>>>>
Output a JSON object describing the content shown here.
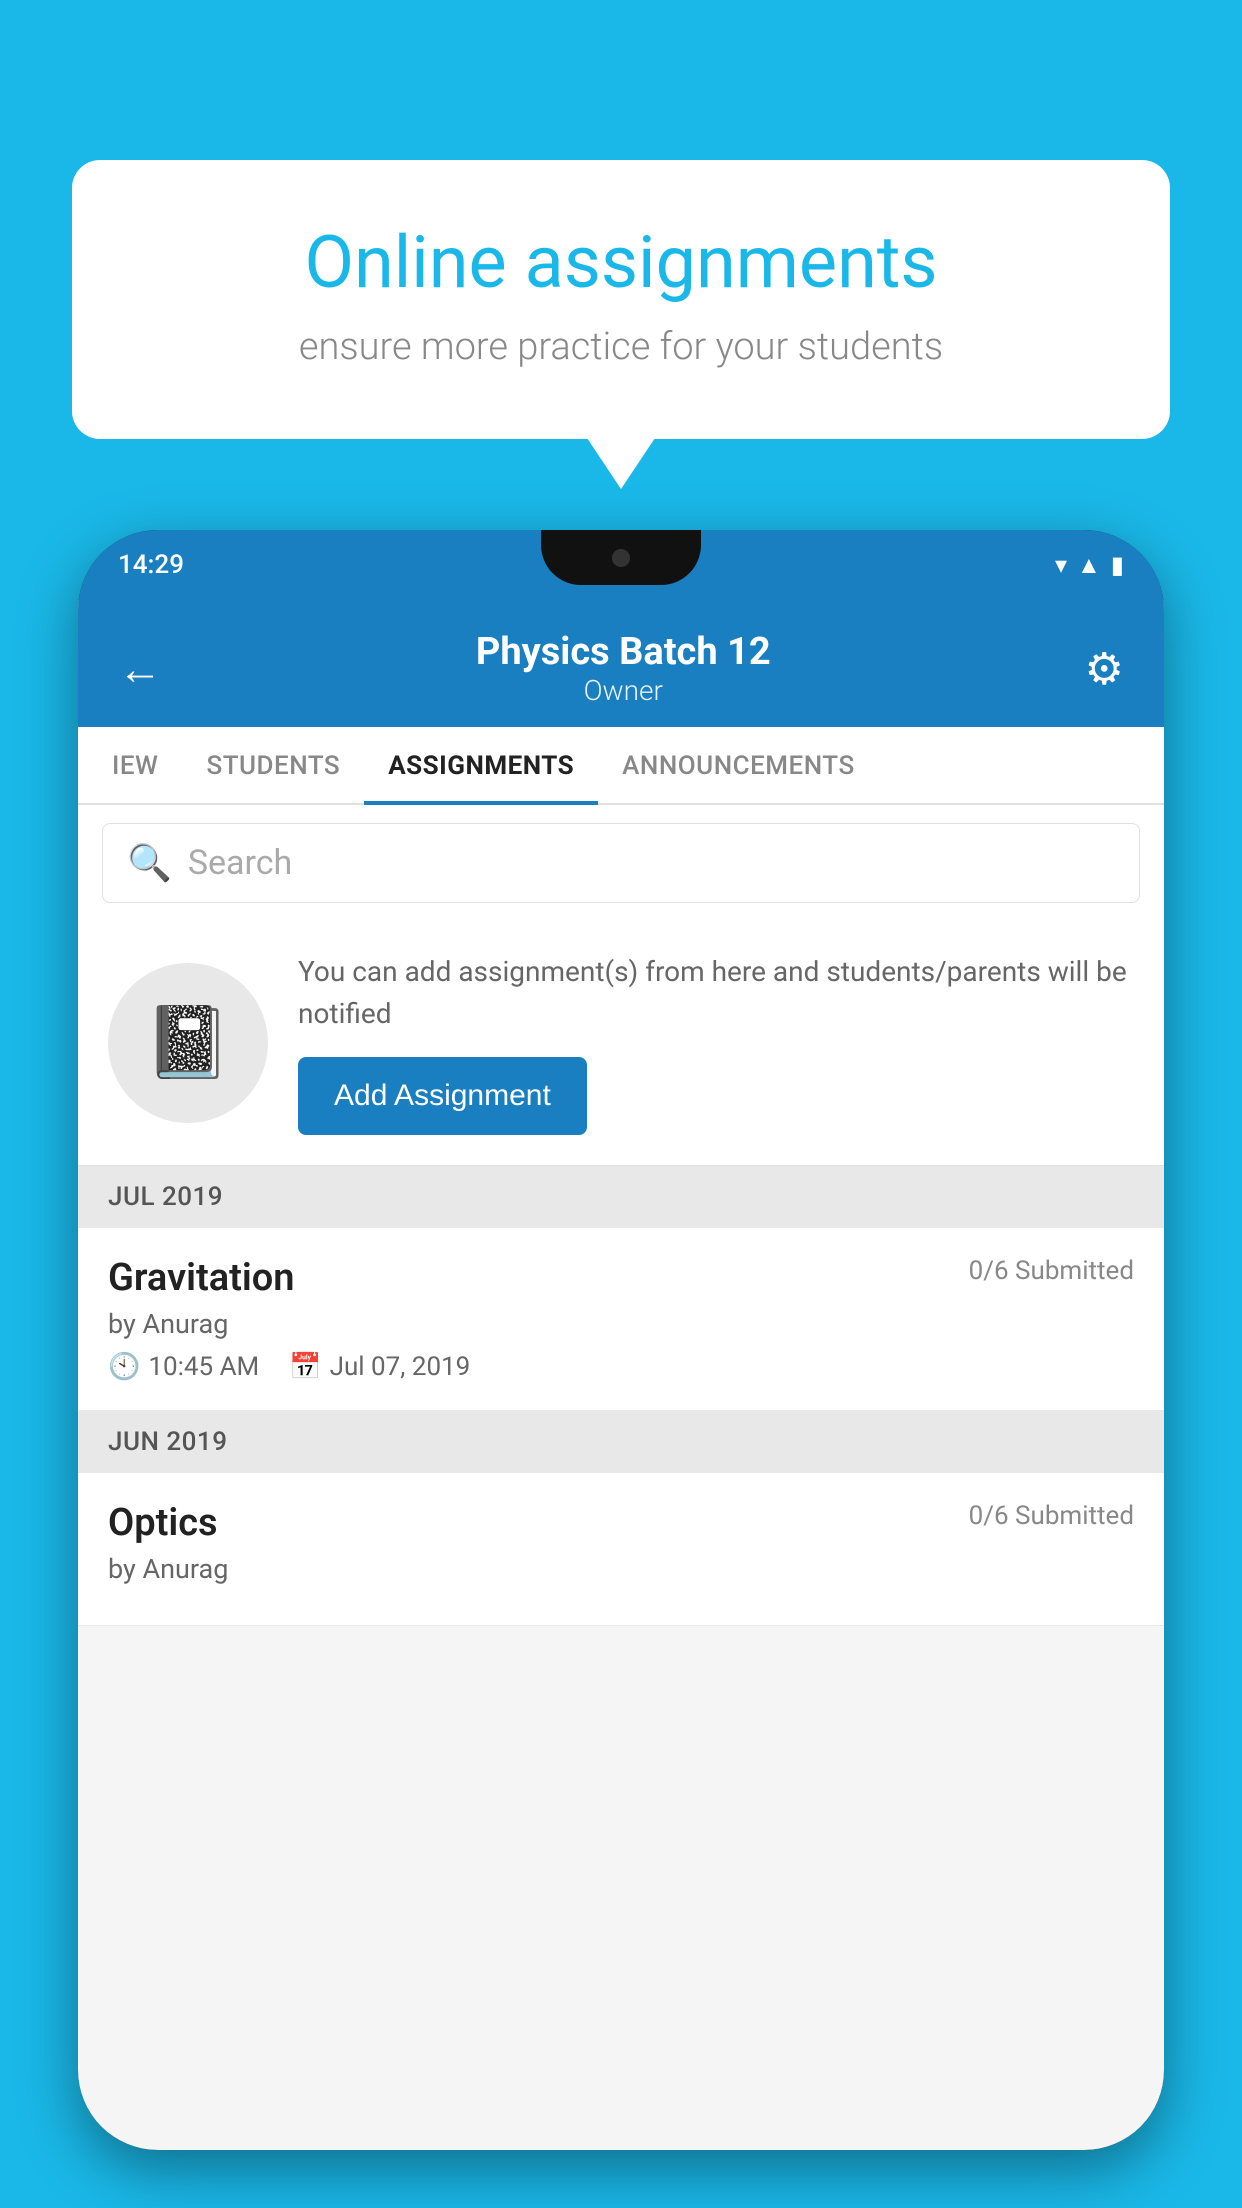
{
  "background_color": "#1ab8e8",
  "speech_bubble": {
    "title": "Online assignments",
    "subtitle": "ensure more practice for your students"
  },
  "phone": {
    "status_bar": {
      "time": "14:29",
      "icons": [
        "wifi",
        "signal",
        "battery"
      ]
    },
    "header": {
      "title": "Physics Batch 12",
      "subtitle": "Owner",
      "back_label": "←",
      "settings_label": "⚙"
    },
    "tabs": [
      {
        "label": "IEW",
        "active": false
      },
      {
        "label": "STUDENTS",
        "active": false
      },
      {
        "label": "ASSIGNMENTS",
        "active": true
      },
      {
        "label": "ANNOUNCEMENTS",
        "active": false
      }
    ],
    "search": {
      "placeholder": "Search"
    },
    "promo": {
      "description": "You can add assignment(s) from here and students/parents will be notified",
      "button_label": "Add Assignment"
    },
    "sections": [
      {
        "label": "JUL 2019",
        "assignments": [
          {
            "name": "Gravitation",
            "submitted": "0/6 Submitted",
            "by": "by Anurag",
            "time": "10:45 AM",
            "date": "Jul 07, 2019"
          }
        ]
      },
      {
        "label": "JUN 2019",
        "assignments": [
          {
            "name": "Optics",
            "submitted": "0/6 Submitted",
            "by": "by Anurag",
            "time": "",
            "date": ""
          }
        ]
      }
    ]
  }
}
<<<<
>>>>
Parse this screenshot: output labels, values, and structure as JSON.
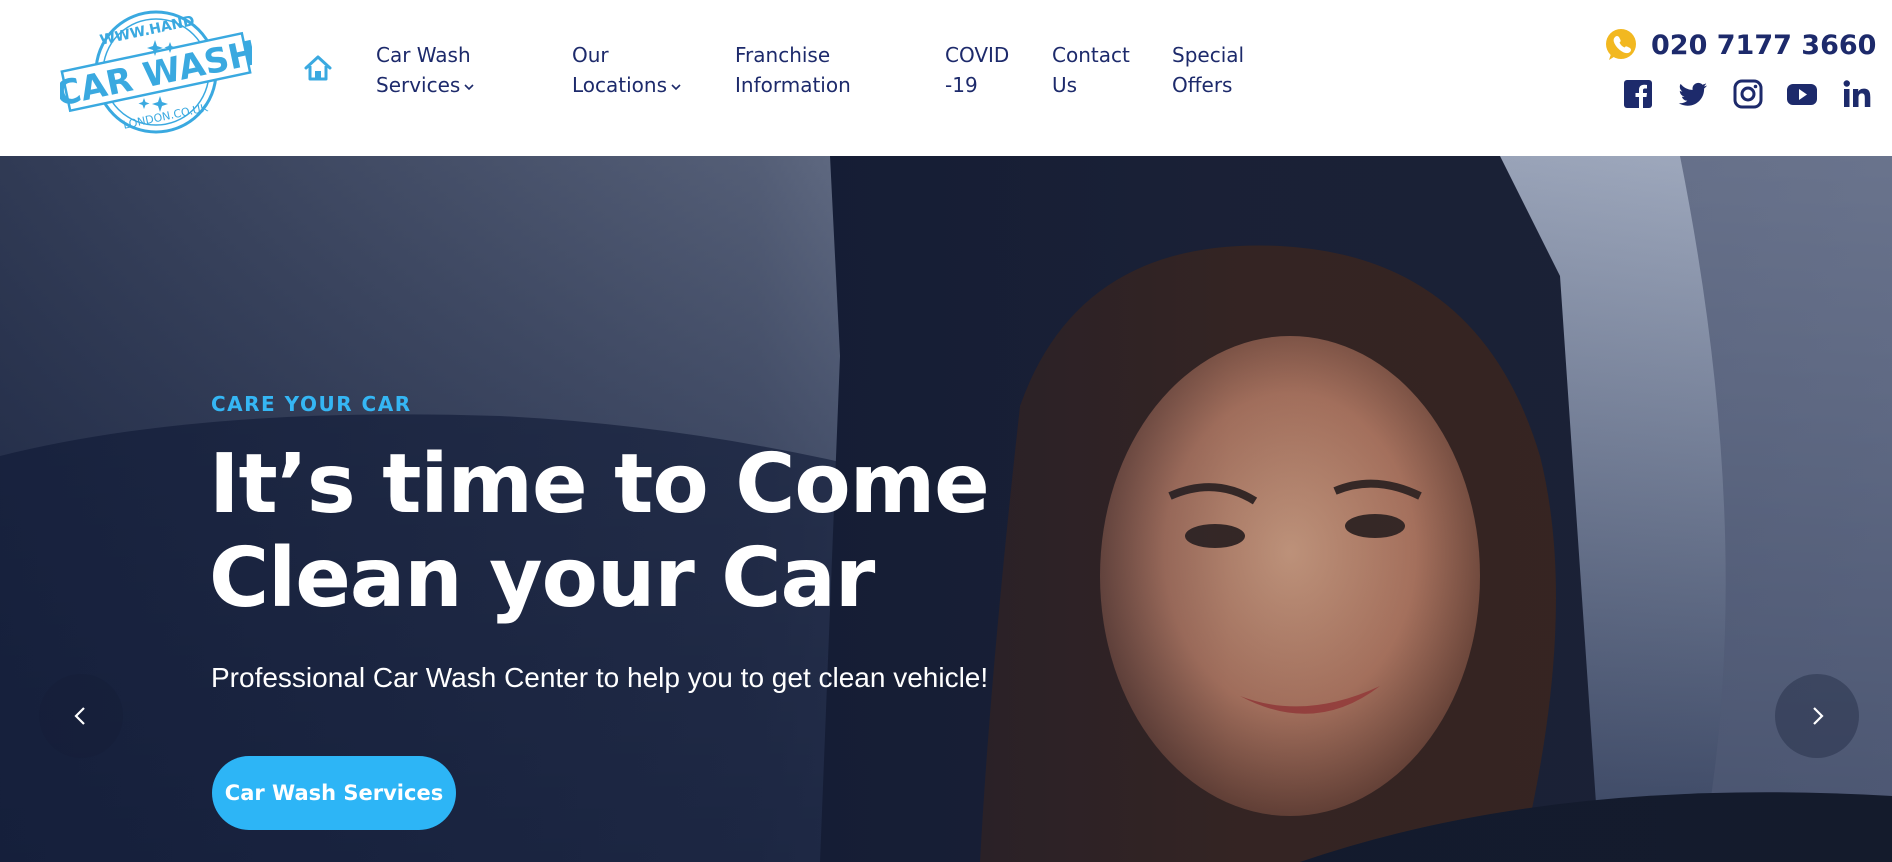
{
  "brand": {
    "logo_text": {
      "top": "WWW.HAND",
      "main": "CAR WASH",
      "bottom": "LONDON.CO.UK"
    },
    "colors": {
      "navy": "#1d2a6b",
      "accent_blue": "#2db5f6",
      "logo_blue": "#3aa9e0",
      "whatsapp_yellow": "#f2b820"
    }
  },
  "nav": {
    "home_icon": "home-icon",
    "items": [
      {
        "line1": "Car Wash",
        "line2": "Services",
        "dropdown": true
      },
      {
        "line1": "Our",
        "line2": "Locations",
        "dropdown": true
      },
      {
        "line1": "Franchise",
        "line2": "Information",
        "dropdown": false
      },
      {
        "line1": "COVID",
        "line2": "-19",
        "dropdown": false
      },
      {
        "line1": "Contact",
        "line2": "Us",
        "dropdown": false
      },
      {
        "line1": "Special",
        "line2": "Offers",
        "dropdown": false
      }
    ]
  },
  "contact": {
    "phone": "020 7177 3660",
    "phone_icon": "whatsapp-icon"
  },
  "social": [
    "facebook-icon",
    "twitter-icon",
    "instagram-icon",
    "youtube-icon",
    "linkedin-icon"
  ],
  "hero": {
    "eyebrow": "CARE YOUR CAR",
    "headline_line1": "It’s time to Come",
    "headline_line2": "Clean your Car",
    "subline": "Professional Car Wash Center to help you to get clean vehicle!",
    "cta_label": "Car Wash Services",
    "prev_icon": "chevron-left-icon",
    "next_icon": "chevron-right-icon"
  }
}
<<<<
>>>>
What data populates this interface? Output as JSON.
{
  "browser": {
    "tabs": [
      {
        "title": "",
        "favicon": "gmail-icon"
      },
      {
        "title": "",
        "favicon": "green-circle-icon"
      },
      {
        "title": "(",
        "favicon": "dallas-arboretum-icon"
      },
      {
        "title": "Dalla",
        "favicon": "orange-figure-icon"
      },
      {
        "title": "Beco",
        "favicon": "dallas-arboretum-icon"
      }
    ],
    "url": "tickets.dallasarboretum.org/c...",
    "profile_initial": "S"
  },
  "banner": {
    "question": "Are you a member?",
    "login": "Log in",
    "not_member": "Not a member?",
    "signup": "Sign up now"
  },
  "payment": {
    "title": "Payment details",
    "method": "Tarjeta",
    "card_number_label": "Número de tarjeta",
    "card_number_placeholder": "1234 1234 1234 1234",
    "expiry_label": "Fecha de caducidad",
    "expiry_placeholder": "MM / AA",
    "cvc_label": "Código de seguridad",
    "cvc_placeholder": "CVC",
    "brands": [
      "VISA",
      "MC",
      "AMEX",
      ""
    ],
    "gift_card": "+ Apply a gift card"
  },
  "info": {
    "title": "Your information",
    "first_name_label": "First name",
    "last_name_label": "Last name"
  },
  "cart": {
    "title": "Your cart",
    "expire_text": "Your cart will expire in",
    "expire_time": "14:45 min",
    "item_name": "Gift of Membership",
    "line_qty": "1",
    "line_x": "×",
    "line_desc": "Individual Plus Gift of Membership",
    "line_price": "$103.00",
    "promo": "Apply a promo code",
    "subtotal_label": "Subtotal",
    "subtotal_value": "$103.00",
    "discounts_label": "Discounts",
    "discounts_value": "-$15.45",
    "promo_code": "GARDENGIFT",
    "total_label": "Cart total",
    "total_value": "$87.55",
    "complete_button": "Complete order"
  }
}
<<<<
Problem details:
From the entries above, list each line with "favicon" in it.

Completed exercise:
        "favicon": "gmail-icon"
        "favicon": "green-circle-icon"
        "favicon": "dallas-arboretum-icon"
        "favicon": "orange-figure-icon"
        "favicon": "dallas-arboretum-icon"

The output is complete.